# [WRITTEN REQUEST]
Copy all of the material word for word, except for the pictures.

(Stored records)
—————

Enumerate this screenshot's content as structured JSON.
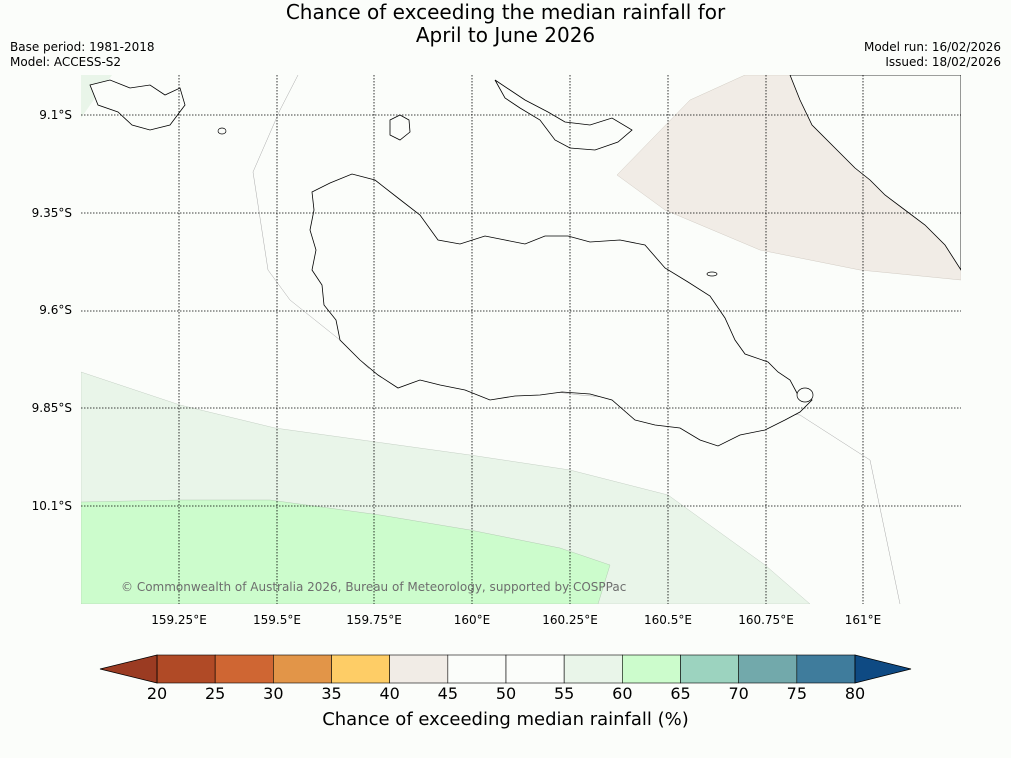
{
  "title": {
    "line1": "Chance of exceeding the median rainfall for",
    "line2": "April to June 2026"
  },
  "meta": {
    "base_period": "Base period: 1981-2018",
    "model": "Model: ACCESS-S2",
    "model_run": "Model run: 16/02/2026",
    "issued": "Issued: 18/02/2026"
  },
  "map": {
    "latitudes": [
      "9.1°S",
      "9.35°S",
      "9.6°S",
      "9.85°S",
      "10.1°S"
    ],
    "longitudes": [
      "159.25°E",
      "159.5°E",
      "159.75°E",
      "160°E",
      "160.25°E",
      "160.5°E",
      "160.75°E",
      "161°E"
    ],
    "credit": "© Commonwealth of Australia 2026, Bureau of Meteorology, supported by COSPPac"
  },
  "colorbar": {
    "label": "Chance of exceeding median rainfall (%)",
    "ticks": [
      "20",
      "25",
      "30",
      "35",
      "40",
      "45",
      "50",
      "55",
      "60",
      "65",
      "70",
      "75",
      "80"
    ],
    "under_color": "#9b3b22",
    "over_color": "#0e4a83",
    "colors": [
      "#b04a26",
      "#cf6633",
      "#e29548",
      "#fecd66",
      "#f1ece6",
      "#fbfdfa",
      "#fbfdfa",
      "#e9f5e9",
      "#ccfccc",
      "#9cd3bf",
      "#72a9ab",
      "#3f7c9c"
    ]
  },
  "shading_colors": {
    "above_55": "#e9f5e9",
    "above_60": "#ccfccc",
    "below_45": "#f1ece6",
    "below_40": "#fecd66"
  }
}
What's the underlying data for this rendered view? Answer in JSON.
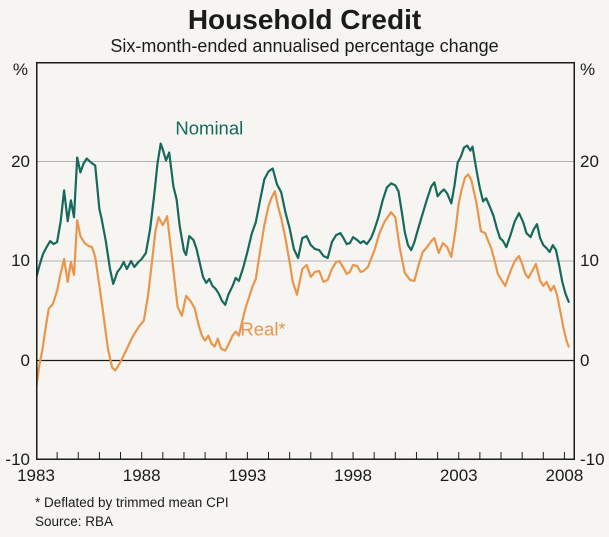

—————

# [RESULT OF THE TASK]
Enumerate this screenshot's content as structured JSON.
{
  "title": {
    "line1": "Chance of exceeding the median rainfall for",
    "line2": "April to June 2026"
  },
  "meta": {
    "base_period": "Base period: 1981-2018",
    "model": "Model: ACCESS-S2",
    "model_run": "Model run: 16/02/2026",
    "issued": "Issued: 18/02/2026"
  },
  "map": {
    "latitudes": [
      "9.1°S",
      "9.35°S",
      "9.6°S",
      "9.85°S",
      "10.1°S"
    ],
    "longitudes": [
      "159.25°E",
      "159.5°E",
      "159.75°E",
      "160°E",
      "160.25°E",
      "160.5°E",
      "160.75°E",
      "161°E"
    ],
    "credit": "© Commonwealth of Australia 2026, Bureau of Meteorology, supported by COSPPac"
  },
  "colorbar": {
    "label": "Chance of exceeding median rainfall (%)",
    "ticks": [
      "20",
      "25",
      "30",
      "35",
      "40",
      "45",
      "50",
      "55",
      "60",
      "65",
      "70",
      "75",
      "80"
    ],
    "under_color": "#9b3b22",
    "over_color": "#0e4a83",
    "colors": [
      "#b04a26",
      "#cf6633",
      "#e29548",
      "#fecd66",
      "#f1ece6",
      "#fbfdfa",
      "#fbfdfa",
      "#e9f5e9",
      "#ccfccc",
      "#9cd3bf",
      "#72a9ab",
      "#3f7c9c"
    ]
  },
  "shading_colors": {
    "above_55": "#e9f5e9",
    "above_60": "#ccfccc",
    "below_45": "#f1ece6",
    "below_40": "#fecd66"
  }
}
What's the underlying data for this rendered view? Answer in JSON.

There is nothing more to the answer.